_TASK GOAL_
In the data below, arrange as a numbered list only the lines beginning with the one containing "x-tick-label: 5 (171, 231, 179, 246)" and continuing through the one containing "x-tick-label: 15 (312, 433, 329, 448)". Leave out any blank lines.

_INPUT_

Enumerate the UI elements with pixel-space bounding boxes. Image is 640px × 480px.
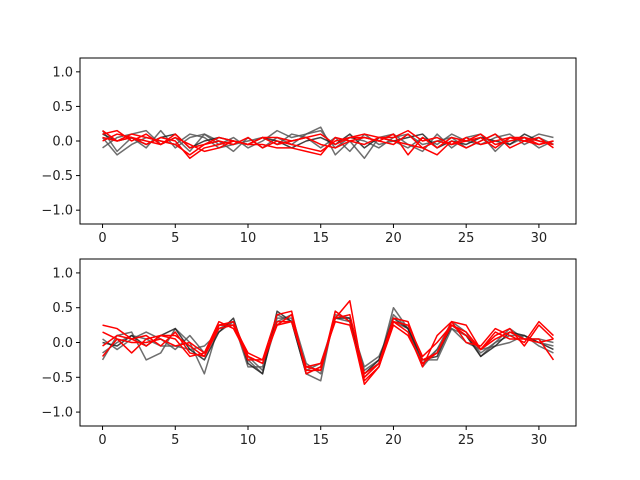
x-tick-label: 5 (171, 231, 179, 246)
x-tick-label: 10 (240, 433, 257, 448)
y-tick-label: −1.0 (41, 406, 73, 421)
x-tick-label: 5 (171, 433, 179, 448)
y-tick-label: 0.0 (52, 336, 73, 351)
y-tick-label: −0.5 (41, 169, 73, 184)
y-tick-label: 0.5 (52, 100, 73, 115)
x-tick-label: 30 (531, 433, 548, 448)
series-line-8 (101, 317, 554, 379)
x-tick-label: 25 (458, 231, 475, 246)
y-tick-label: 0.5 (52, 301, 73, 316)
x-tick-label: 20 (385, 433, 402, 448)
y-tick-label: −0.5 (41, 371, 73, 386)
series-line-6 (102, 133, 554, 156)
x-tick-label: 10 (240, 231, 257, 246)
x-tick-label: 0 (98, 433, 106, 448)
x-tick-label: 25 (458, 433, 475, 448)
x-tick-label: 15 (312, 433, 329, 448)
x-tick-label: 0 (98, 231, 106, 246)
x-tick-label: 15 (312, 231, 329, 246)
x-tick-label: 30 (531, 231, 548, 246)
top-subplot: 0 5 10 15 20 25 30 −1.0 −0.5 0.0 0.5 1.0 (41, 57, 577, 246)
x-tick-label: 20 (385, 231, 402, 246)
y-tick-label: 1.0 (52, 266, 73, 281)
bottom-subplot: 0 5 10 15 20 25 30 −1.0 −0.5 0.0 0.5 1.0 (41, 258, 577, 448)
y-tick-label: −1.0 (41, 204, 73, 219)
series-line-8 (102, 133, 554, 160)
y-tick-label: 1.0 (52, 65, 73, 80)
y-tick-label: 0.0 (52, 135, 73, 150)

_IN RESPONSE_
1. x-tick-label: 5 (171, 231, 179, 246)
2. x-tick-label: 10 (240, 433, 257, 448)
3. y-tick-label: −1.0 (41, 406, 73, 421)
4. x-tick-label: 5 (171, 433, 179, 448)
5. y-tick-label: 0.0 (52, 336, 73, 351)
6. y-tick-label: −0.5 (41, 169, 73, 184)
7. y-tick-label: 0.5 (52, 100, 73, 115)
8. x-tick-label: 30 (531, 433, 548, 448)
9. series-line-8 (101, 317, 554, 379)
10. x-tick-label: 25 (458, 231, 475, 246)
11. y-tick-label: 0.5 (52, 301, 73, 316)
12. x-tick-label: 20 (385, 433, 402, 448)
13. y-tick-label: −0.5 (41, 371, 73, 386)
14. series-line-6 (102, 133, 554, 156)
15. x-tick-label: 10 (240, 231, 257, 246)
16. x-tick-label: 0 (98, 433, 106, 448)
17. x-tick-label: 25 (458, 433, 475, 448)
18. x-tick-label: 15 (312, 433, 329, 448)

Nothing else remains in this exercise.